*OBJECTIVE:* Which lines of the records contain "ylabel"? Collect every one of them.

*RECORDS SUPPLIED:*

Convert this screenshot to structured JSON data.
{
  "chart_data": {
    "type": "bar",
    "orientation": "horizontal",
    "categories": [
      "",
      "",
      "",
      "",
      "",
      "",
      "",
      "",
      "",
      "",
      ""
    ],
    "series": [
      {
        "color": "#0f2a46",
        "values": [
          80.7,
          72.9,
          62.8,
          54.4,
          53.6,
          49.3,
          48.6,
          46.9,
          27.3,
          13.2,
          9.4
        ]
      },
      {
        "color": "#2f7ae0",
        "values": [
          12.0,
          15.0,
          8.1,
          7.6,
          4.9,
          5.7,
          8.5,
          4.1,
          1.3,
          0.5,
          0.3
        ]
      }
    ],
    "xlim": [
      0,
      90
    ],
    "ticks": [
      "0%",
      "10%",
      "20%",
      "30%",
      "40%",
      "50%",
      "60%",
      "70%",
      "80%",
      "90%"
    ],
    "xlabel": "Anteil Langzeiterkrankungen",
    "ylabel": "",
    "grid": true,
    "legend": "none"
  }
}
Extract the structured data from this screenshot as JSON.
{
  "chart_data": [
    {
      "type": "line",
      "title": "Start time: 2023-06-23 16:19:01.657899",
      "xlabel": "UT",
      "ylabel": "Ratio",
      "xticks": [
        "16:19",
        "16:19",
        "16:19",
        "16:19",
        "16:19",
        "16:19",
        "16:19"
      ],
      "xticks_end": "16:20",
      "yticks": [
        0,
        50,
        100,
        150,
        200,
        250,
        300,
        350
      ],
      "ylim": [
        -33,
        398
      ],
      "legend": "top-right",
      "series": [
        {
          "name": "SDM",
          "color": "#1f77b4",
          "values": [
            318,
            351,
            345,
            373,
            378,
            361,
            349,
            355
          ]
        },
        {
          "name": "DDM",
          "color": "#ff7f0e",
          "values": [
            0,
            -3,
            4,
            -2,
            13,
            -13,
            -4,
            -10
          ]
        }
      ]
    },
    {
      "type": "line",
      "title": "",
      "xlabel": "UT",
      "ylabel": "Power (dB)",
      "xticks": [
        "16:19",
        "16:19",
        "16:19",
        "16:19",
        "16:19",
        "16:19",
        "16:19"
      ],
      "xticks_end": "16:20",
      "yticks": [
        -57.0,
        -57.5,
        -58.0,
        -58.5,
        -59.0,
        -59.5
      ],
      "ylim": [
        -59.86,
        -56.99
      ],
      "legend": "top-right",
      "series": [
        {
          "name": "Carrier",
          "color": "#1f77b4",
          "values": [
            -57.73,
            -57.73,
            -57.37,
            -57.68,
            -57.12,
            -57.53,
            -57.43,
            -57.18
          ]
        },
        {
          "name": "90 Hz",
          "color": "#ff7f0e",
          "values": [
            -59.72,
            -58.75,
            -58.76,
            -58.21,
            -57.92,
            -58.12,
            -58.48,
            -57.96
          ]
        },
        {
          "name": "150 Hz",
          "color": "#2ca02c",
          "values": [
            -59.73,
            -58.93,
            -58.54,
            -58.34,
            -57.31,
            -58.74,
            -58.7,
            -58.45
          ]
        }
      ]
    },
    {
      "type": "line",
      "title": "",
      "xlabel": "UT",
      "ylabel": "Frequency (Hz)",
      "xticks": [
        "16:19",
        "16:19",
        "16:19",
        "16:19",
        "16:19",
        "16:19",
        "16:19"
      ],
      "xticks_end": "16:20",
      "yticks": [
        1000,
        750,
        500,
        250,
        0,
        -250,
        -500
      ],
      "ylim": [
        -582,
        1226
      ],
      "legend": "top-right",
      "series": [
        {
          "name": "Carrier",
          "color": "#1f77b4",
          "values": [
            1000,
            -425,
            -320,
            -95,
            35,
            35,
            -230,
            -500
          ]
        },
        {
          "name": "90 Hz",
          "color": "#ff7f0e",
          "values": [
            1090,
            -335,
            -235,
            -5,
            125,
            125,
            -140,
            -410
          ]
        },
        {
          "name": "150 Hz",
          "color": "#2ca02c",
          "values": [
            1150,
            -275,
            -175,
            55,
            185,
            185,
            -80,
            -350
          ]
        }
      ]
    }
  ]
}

--

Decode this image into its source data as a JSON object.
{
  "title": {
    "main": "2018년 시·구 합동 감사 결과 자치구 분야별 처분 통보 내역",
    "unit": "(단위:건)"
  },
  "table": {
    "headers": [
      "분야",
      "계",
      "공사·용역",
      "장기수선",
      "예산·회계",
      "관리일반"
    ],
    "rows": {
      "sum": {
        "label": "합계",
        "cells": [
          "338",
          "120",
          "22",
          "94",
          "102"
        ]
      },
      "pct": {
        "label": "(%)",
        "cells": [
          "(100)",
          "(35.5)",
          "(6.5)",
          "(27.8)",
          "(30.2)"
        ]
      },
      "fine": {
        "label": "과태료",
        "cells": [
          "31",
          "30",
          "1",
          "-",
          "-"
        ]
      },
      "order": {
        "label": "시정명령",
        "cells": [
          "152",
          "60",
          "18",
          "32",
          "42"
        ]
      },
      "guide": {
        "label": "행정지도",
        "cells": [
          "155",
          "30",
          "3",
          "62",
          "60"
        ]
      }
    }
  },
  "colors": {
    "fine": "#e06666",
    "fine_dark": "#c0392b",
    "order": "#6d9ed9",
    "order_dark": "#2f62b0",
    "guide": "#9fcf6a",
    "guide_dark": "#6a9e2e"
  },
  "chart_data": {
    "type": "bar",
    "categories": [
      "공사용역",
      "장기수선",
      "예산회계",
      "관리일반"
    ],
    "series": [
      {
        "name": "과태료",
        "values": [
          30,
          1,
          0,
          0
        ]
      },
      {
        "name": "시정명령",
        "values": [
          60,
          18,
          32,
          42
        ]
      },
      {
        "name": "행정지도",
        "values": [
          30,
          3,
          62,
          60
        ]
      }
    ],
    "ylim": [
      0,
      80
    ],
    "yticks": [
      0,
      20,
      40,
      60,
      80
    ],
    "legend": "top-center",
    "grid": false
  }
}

*ANSWER FOR THIS EXERCISE:*
    "ylabel": "",
      "ylabel": "Ratio",
      "ylabel": "Power (dB)",
      "ylabel": "Frequency (Hz)",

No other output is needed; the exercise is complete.